Once the pictures are set aside, transcribe the remaining data exactly.

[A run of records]
▽

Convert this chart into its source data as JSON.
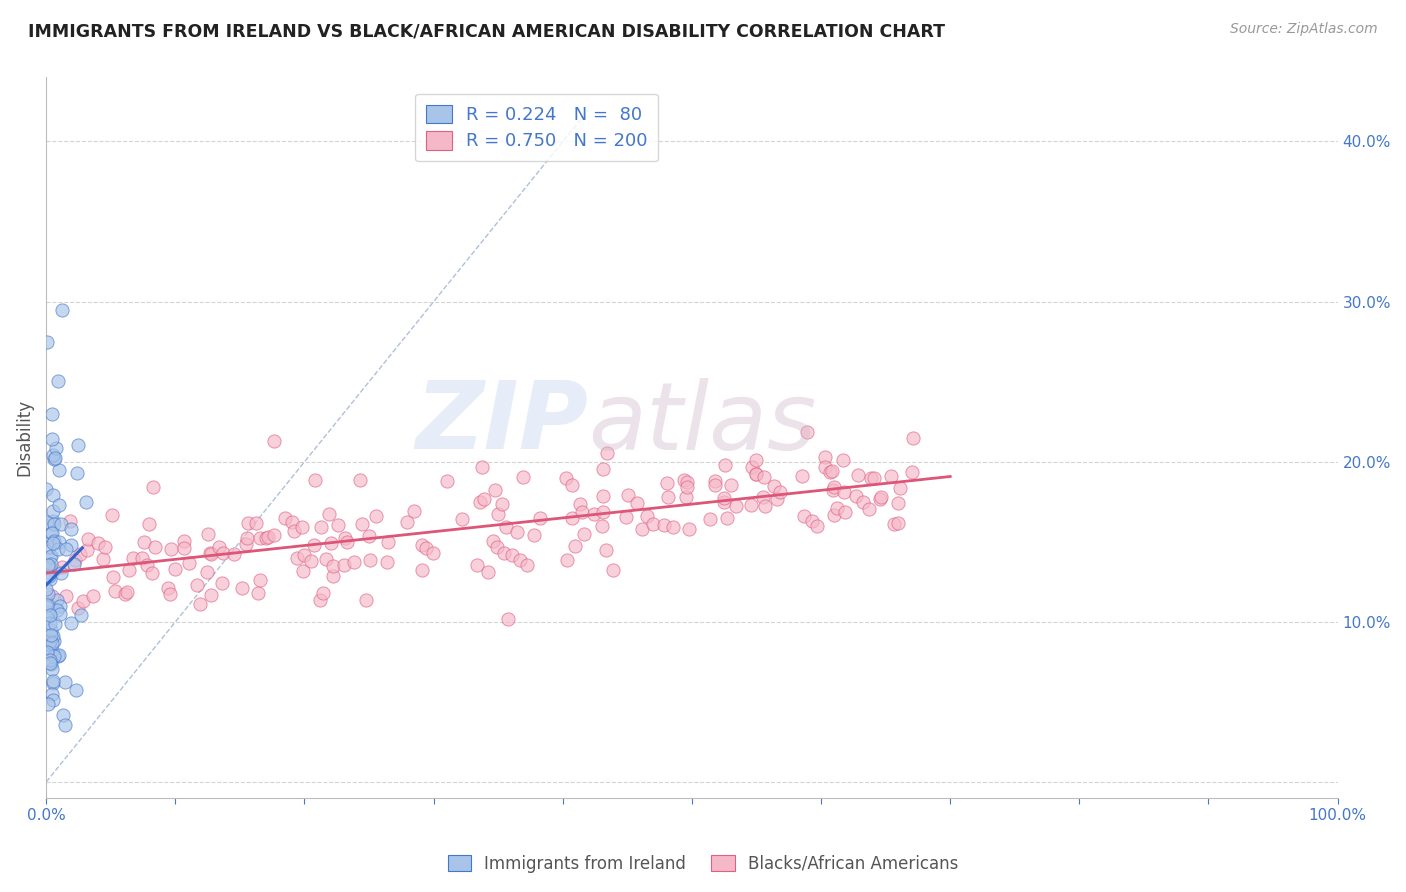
{
  "title": "IMMIGRANTS FROM IRELAND VS BLACK/AFRICAN AMERICAN DISABILITY CORRELATION CHART",
  "source": "Source: ZipAtlas.com",
  "ylabel": "Disability",
  "xlim": [
    0.0,
    1.0
  ],
  "ylim": [
    -0.01,
    0.44
  ],
  "xticks": [
    0.0,
    0.1,
    0.2,
    0.3,
    0.4,
    0.5,
    0.6,
    0.7,
    0.8,
    0.9,
    1.0
  ],
  "yticks": [
    0.0,
    0.1,
    0.2,
    0.3,
    0.4
  ],
  "ytick_labels": [
    "",
    "10.0%",
    "20.0%",
    "30.0%",
    "40.0%"
  ],
  "xtick_labels": [
    "0.0%",
    "",
    "",
    "",
    "",
    "",
    "",
    "",
    "",
    "",
    "100.0%"
  ],
  "blue_R": 0.224,
  "blue_N": 80,
  "pink_R": 0.75,
  "pink_N": 200,
  "blue_fill": "#a8c4e8",
  "blue_edge": "#4477cc",
  "pink_fill": "#f5b8c8",
  "pink_edge": "#e06080",
  "blue_line": "#3366cc",
  "pink_line": "#dd5577",
  "legend_label_blue": "Immigrants from Ireland",
  "legend_label_pink": "Blacks/African Americans",
  "watermark_zip": "ZIP",
  "watermark_atlas": "atlas",
  "background_color": "#ffffff",
  "grid_color": "#d0d0d0",
  "title_color": "#222222",
  "axis_label_color": "#555555",
  "tick_color": "#4477cc",
  "diag_color": "#b0c0d8"
}
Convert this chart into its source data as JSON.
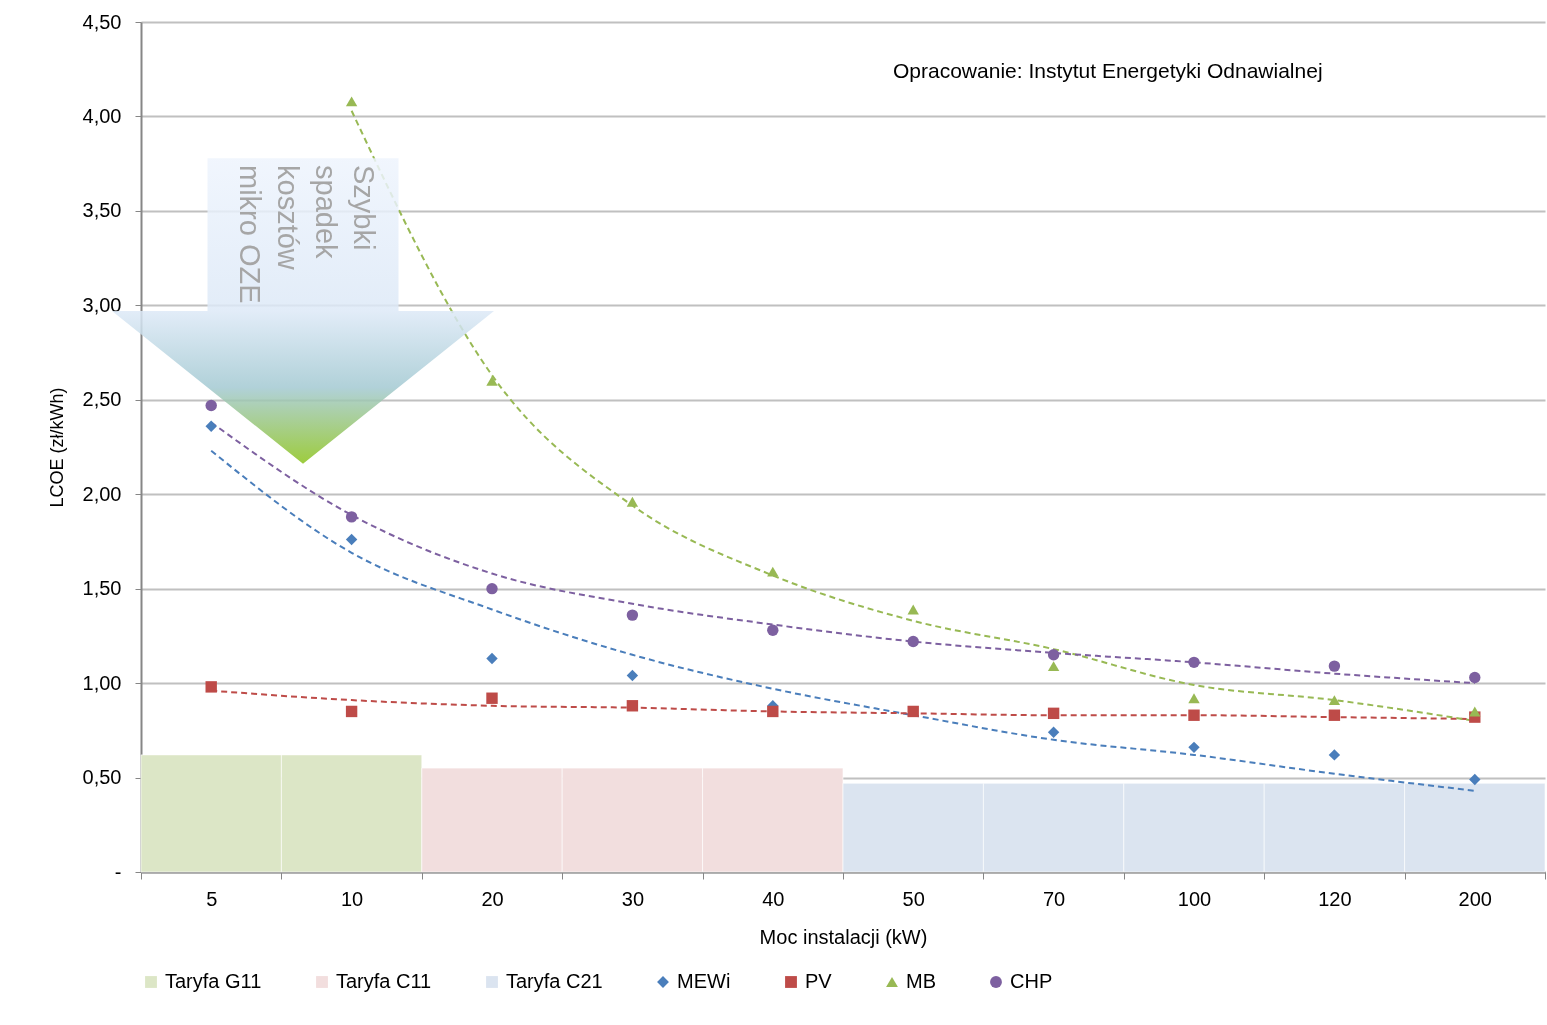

△

▸ **WORKED ANSWER**:
Convert this chart into its source data as JSON.
{
  "title": "IMMIGRANTS FROM IRELAND VS BLACK/AFRICAN AMERICAN DISABILITY CORRELATION CHART",
  "source": "Source: ZipAtlas.com",
  "ylabel": "Disability",
  "xlim": [
    0.0,
    1.0
  ],
  "ylim": [
    -0.01,
    0.44
  ],
  "xticks": [
    0.0,
    0.1,
    0.2,
    0.3,
    0.4,
    0.5,
    0.6,
    0.7,
    0.8,
    0.9,
    1.0
  ],
  "yticks": [
    0.0,
    0.1,
    0.2,
    0.3,
    0.4
  ],
  "ytick_labels": [
    "",
    "10.0%",
    "20.0%",
    "30.0%",
    "40.0%"
  ],
  "xtick_labels": [
    "0.0%",
    "",
    "",
    "",
    "",
    "",
    "",
    "",
    "",
    "",
    "100.0%"
  ],
  "blue_R": 0.224,
  "blue_N": 80,
  "pink_R": 0.75,
  "pink_N": 200,
  "blue_fill": "#a8c4e8",
  "blue_edge": "#4477cc",
  "pink_fill": "#f5b8c8",
  "pink_edge": "#e06080",
  "blue_line": "#3366cc",
  "pink_line": "#dd5577",
  "legend_label_blue": "Immigrants from Ireland",
  "legend_label_pink": "Blacks/African Americans",
  "watermark_zip": "ZIP",
  "watermark_atlas": "atlas",
  "background_color": "#ffffff",
  "grid_color": "#d0d0d0",
  "title_color": "#222222",
  "axis_label_color": "#555555",
  "tick_color": "#4477cc",
  "diag_color": "#b0c0d8"
}
Convert this chart into its source data as JSON.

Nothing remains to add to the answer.